**Given task**
Pick out the lines containing "false".

╭─ Raw data

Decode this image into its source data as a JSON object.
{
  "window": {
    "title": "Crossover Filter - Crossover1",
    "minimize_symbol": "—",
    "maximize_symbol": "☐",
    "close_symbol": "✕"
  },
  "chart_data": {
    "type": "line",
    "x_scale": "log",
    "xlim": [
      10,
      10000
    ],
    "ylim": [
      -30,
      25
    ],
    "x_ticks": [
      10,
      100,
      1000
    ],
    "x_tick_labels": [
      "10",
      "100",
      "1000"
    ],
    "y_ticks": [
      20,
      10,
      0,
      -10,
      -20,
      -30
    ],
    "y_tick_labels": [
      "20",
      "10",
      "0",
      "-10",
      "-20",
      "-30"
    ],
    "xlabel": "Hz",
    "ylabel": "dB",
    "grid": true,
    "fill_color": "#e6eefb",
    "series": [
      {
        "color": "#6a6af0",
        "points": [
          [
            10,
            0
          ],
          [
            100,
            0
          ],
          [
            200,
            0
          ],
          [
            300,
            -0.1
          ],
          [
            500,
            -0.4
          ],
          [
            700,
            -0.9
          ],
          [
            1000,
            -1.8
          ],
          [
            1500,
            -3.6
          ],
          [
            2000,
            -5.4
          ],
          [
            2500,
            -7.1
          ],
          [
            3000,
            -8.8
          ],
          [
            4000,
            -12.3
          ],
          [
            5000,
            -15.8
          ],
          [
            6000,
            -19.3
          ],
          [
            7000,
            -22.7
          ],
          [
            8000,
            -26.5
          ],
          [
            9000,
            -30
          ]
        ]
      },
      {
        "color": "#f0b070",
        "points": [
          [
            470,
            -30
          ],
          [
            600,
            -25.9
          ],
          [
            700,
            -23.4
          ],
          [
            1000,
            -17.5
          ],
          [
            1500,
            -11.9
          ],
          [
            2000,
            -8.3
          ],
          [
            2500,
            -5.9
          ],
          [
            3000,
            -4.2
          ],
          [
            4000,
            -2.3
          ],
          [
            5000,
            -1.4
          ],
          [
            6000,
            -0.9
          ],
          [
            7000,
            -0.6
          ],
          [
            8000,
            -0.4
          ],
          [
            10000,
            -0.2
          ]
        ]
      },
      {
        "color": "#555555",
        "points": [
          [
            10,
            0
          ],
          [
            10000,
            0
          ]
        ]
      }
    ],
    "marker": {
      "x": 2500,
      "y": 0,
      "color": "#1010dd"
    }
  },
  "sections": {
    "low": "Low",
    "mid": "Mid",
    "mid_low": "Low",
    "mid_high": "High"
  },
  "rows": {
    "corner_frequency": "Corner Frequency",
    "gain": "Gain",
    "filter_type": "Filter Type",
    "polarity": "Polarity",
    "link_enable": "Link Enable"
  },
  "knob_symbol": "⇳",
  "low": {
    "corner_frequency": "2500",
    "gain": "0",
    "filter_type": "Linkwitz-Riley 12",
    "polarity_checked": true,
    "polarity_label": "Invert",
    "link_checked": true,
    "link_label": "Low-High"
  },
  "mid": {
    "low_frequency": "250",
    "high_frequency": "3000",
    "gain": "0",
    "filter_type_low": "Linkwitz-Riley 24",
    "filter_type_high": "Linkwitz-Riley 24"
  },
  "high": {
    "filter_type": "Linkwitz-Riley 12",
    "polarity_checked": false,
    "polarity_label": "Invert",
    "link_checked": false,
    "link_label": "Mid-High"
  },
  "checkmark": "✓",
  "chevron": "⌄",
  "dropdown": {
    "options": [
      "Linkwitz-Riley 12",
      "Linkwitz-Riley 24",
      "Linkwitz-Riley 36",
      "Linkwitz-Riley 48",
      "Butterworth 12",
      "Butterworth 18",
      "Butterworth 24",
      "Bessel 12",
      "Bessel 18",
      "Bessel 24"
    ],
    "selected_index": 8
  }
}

╰─
╭─ Raw data

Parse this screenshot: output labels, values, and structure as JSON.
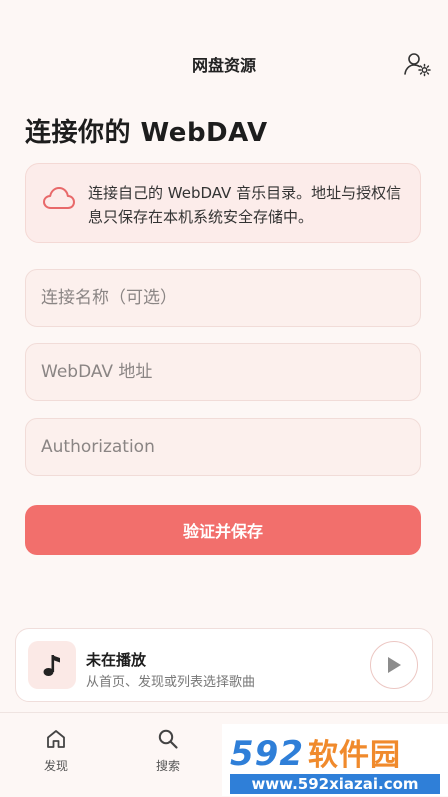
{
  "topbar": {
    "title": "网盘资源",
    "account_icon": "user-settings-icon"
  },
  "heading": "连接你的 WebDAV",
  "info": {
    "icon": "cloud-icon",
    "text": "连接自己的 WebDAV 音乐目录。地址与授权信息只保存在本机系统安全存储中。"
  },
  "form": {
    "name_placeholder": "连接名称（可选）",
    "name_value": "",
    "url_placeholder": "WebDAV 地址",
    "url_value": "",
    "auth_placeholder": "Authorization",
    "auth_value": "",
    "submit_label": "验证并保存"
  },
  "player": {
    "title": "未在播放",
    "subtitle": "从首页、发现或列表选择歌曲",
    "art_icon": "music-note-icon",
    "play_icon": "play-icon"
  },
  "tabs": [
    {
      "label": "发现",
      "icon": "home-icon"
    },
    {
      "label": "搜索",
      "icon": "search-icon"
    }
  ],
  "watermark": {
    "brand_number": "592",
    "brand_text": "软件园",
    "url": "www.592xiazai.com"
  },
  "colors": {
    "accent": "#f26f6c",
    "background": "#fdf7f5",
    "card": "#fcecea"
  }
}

╰─

**Task output**
    "polarity_checked": false,
    "link_checked": false,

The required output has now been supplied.